» **GIVEN INSTRUCTION**: Locate every line below that contains the word "resource" and copy it.

Recorded data:
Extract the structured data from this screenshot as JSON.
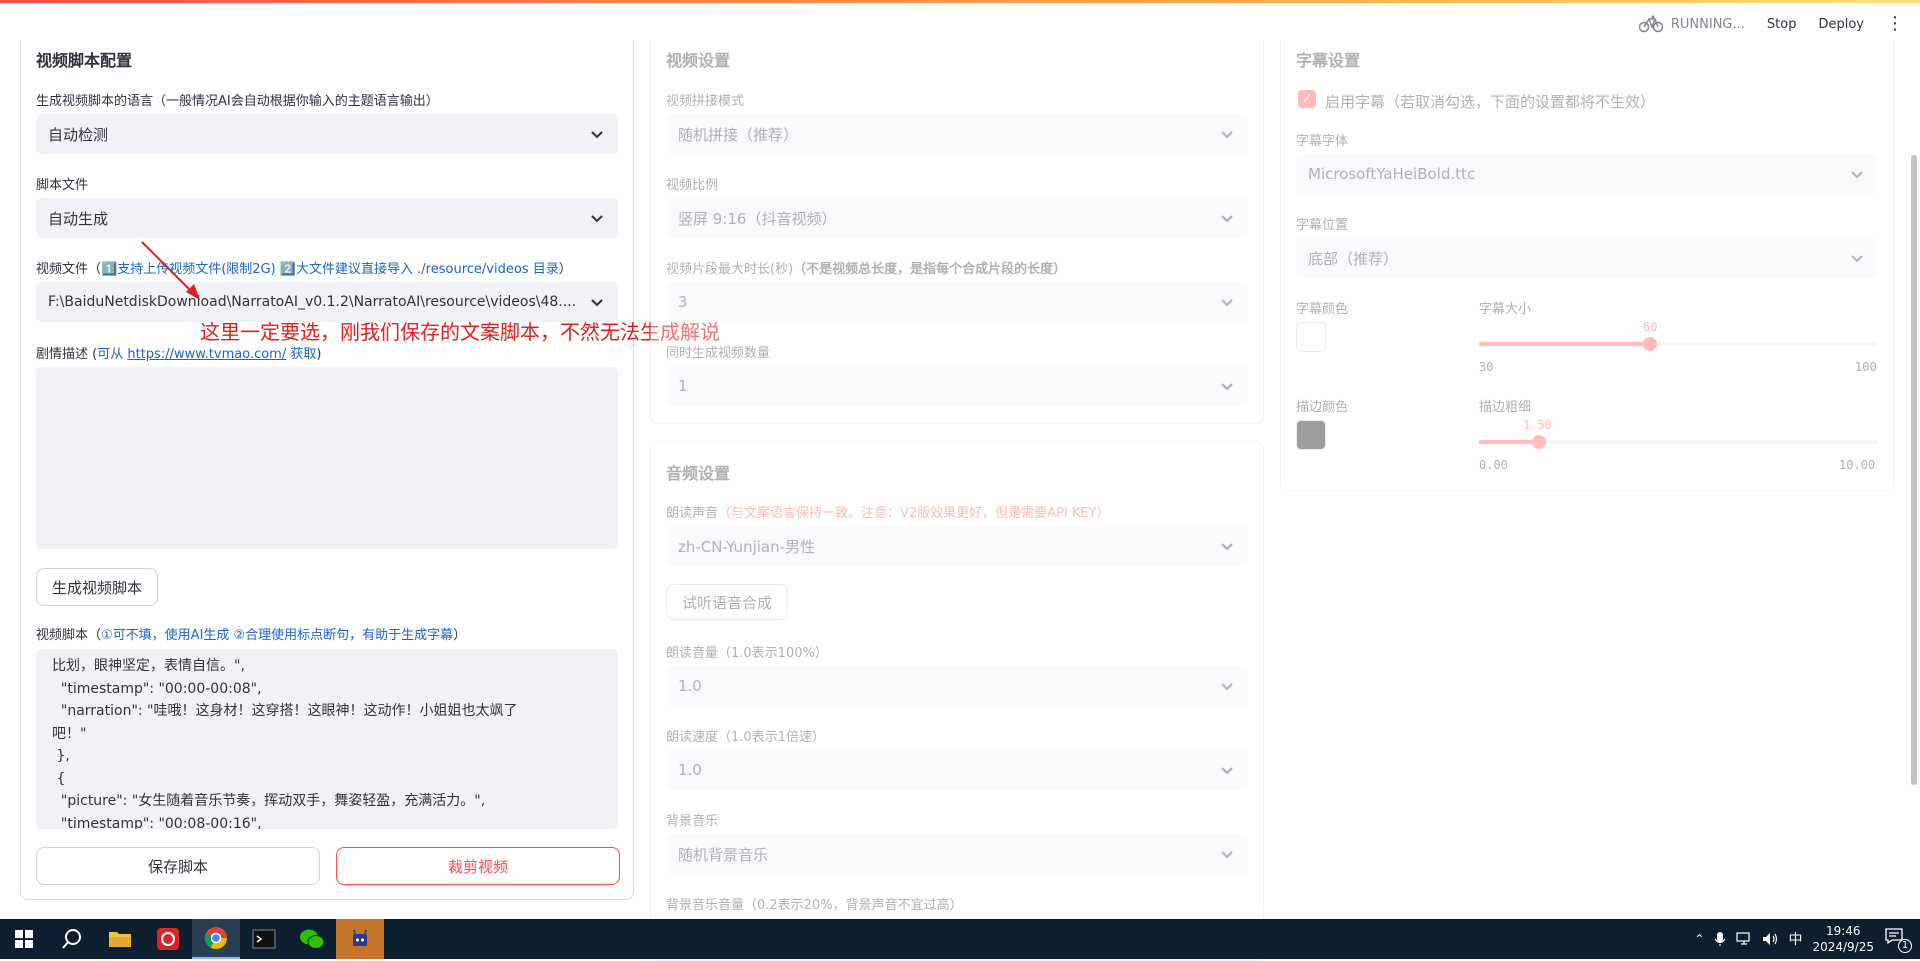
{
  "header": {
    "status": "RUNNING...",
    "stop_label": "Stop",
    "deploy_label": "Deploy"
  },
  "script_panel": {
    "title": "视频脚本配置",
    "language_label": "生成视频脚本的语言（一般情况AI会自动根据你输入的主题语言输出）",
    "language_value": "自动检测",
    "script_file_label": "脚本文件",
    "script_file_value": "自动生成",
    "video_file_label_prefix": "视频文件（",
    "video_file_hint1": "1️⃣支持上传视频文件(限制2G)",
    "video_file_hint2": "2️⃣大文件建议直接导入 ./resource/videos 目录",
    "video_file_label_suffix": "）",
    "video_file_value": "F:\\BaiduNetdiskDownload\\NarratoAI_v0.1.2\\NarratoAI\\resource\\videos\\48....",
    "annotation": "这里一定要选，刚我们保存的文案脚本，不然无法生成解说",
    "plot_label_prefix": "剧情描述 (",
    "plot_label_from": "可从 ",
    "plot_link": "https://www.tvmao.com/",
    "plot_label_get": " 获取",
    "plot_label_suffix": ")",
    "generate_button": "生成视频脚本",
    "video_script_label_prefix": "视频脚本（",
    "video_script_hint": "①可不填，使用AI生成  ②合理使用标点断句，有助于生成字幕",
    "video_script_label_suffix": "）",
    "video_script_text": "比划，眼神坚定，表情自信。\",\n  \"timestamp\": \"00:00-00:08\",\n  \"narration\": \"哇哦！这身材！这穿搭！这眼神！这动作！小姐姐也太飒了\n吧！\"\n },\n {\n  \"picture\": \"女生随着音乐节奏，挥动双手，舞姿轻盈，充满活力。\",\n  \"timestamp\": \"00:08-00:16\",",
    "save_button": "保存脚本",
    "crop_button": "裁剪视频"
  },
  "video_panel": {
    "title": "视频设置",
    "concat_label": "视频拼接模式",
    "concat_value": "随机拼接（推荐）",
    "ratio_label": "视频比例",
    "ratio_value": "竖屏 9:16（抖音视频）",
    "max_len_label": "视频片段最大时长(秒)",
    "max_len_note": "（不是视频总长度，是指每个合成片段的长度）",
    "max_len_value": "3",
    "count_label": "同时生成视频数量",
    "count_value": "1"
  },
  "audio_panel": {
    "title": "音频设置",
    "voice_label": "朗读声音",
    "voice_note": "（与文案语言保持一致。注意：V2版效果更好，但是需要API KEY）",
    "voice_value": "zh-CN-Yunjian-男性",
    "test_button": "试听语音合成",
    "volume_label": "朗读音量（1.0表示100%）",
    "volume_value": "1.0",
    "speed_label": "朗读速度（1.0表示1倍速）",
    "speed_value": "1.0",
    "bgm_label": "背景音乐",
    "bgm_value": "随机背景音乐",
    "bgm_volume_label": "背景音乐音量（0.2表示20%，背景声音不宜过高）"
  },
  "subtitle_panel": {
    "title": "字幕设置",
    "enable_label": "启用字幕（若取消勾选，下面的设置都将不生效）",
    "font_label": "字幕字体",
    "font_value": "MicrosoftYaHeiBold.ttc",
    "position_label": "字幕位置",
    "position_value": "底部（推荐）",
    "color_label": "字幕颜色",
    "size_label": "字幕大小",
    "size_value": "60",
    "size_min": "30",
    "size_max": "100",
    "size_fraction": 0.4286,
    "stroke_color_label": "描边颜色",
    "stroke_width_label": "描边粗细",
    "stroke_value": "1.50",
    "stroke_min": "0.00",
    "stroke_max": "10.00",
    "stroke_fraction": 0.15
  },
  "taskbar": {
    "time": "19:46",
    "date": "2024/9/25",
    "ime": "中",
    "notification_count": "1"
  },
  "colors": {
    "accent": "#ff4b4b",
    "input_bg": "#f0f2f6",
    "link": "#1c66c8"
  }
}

---

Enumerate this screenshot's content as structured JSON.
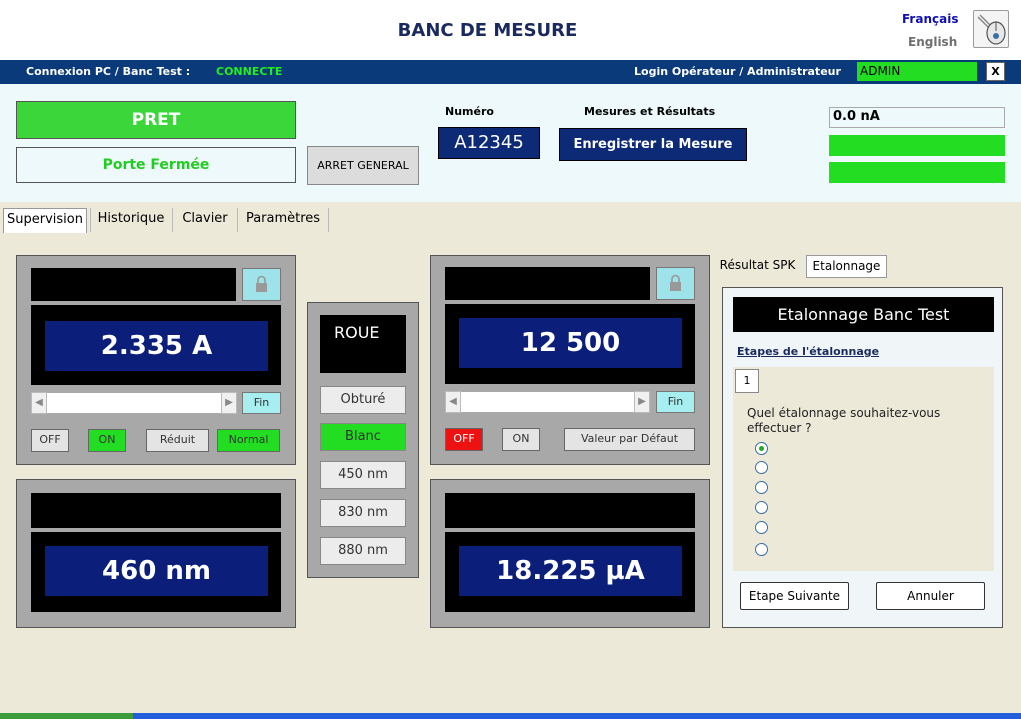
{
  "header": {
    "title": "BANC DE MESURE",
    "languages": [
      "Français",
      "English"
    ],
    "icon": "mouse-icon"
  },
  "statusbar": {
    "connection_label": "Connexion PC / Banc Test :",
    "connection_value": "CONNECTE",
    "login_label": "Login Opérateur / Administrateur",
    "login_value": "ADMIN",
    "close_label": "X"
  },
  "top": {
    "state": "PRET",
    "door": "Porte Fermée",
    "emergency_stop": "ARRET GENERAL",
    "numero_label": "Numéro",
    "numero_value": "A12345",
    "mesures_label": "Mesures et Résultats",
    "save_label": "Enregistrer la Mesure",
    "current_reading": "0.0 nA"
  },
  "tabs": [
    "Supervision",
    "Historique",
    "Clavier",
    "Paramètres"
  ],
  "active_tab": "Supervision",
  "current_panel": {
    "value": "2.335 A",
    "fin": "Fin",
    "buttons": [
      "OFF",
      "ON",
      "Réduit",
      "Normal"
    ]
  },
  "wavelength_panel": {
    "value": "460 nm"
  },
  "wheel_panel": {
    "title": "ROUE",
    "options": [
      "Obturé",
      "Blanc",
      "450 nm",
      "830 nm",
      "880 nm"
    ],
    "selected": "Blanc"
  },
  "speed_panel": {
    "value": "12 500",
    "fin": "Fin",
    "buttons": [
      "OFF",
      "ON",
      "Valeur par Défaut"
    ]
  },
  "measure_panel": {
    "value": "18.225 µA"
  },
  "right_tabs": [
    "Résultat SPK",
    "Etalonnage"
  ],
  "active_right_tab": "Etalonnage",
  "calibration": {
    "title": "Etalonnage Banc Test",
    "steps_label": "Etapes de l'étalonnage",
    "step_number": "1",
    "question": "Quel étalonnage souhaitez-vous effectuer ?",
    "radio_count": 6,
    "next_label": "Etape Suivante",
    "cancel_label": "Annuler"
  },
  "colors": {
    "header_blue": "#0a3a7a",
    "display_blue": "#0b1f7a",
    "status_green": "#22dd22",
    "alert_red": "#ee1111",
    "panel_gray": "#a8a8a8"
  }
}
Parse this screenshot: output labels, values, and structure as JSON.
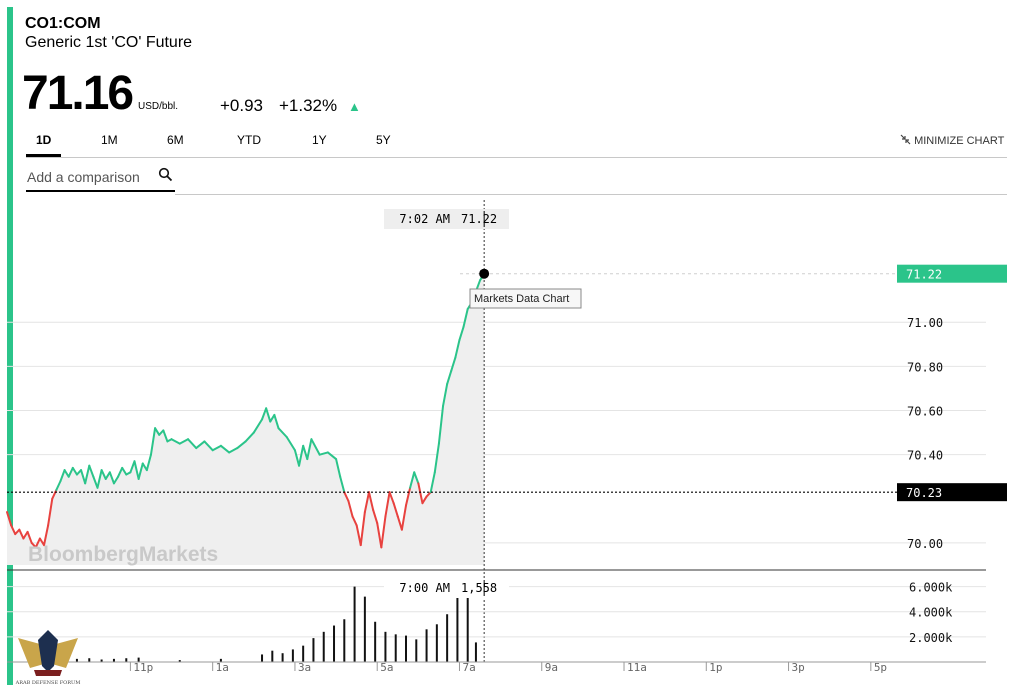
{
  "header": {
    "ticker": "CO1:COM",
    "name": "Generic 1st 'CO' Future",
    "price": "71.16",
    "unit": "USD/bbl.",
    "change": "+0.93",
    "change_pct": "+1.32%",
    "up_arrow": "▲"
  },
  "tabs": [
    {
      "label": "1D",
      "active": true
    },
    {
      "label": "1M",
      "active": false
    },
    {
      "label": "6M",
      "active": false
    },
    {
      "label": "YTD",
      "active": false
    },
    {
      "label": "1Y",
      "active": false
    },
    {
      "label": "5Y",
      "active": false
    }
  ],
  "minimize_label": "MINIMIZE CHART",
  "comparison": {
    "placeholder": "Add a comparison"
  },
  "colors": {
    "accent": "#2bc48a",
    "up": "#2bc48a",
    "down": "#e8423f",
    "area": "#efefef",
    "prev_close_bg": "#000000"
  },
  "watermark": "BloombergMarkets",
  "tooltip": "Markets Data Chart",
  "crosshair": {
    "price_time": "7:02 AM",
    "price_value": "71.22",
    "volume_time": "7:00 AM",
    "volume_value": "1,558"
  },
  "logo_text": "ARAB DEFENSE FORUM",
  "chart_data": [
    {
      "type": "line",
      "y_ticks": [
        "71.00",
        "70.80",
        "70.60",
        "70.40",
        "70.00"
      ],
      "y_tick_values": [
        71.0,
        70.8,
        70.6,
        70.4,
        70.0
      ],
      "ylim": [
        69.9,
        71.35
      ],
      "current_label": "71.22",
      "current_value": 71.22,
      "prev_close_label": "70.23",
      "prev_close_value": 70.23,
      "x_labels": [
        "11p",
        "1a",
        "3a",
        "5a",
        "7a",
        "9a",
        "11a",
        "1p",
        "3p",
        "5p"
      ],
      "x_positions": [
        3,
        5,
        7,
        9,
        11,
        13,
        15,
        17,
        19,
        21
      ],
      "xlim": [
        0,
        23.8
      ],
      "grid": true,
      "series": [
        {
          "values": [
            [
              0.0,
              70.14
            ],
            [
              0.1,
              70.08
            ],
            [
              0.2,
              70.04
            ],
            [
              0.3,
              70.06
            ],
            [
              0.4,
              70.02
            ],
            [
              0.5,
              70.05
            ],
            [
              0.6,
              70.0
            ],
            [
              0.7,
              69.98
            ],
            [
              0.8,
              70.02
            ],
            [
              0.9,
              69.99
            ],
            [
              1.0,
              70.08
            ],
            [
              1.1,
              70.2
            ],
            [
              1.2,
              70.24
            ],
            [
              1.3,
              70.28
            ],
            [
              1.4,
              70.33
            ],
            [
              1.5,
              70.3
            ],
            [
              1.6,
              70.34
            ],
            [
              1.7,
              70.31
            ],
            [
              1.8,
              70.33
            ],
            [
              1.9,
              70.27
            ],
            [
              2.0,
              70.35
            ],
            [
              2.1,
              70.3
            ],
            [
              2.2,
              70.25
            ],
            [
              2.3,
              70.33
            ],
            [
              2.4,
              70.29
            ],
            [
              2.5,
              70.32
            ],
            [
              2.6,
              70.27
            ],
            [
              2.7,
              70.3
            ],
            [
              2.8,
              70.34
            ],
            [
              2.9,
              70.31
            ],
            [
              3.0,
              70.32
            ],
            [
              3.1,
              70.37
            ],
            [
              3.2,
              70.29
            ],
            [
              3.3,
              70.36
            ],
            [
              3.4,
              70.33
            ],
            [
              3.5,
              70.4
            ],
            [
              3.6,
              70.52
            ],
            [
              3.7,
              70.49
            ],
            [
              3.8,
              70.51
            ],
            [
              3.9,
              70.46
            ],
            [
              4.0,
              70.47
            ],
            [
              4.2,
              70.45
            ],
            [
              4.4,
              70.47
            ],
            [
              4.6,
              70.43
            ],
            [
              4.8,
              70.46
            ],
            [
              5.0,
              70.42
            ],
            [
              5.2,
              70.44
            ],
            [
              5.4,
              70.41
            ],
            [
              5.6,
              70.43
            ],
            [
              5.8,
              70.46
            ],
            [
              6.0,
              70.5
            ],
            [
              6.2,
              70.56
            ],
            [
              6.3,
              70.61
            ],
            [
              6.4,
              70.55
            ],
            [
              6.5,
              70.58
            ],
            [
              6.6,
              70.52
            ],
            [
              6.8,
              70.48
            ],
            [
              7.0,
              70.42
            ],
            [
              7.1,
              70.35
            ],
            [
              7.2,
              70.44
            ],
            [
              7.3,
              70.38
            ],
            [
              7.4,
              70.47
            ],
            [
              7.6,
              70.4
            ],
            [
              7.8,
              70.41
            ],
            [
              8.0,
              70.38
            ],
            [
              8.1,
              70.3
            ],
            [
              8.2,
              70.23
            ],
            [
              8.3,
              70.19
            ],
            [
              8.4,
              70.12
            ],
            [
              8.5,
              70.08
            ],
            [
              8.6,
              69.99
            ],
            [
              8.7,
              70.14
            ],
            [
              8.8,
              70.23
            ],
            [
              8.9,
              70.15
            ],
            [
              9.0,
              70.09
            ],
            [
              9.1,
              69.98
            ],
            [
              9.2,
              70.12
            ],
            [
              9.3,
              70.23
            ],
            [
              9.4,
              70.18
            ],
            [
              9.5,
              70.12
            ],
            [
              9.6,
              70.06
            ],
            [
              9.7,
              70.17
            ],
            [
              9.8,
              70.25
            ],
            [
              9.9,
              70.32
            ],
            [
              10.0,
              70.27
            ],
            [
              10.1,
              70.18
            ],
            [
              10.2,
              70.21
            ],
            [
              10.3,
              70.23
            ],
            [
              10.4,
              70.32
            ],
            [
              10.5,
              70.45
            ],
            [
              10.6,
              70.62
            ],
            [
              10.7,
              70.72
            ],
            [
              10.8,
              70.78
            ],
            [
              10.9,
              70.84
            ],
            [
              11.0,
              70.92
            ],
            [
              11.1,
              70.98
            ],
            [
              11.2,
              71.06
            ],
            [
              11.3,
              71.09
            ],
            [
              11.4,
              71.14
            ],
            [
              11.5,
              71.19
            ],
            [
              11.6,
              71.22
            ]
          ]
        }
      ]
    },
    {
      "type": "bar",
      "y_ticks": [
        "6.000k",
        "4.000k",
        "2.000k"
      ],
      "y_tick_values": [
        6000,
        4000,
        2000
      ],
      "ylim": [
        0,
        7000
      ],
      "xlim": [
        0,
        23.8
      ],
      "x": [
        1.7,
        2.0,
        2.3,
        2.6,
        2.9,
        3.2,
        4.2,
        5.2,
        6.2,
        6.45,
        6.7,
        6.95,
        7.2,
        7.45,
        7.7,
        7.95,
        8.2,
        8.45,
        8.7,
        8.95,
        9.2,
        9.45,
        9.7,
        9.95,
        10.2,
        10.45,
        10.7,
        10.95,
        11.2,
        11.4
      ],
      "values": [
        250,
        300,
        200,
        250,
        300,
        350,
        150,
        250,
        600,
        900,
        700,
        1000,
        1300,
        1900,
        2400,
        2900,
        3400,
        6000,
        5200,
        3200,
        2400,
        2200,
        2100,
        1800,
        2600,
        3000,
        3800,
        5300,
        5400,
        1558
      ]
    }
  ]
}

» **SOLUTION FOR THIS PROBLEM**:
    "video_file_hint2": "2️⃣大文件建议直接导入 ./resource/videos 目录",
    "video_file_value": "F:\\BaiduNetdiskDownload\\NarratoAI_v0.1.2\\NarratoAI\\resource\\videos\\48....",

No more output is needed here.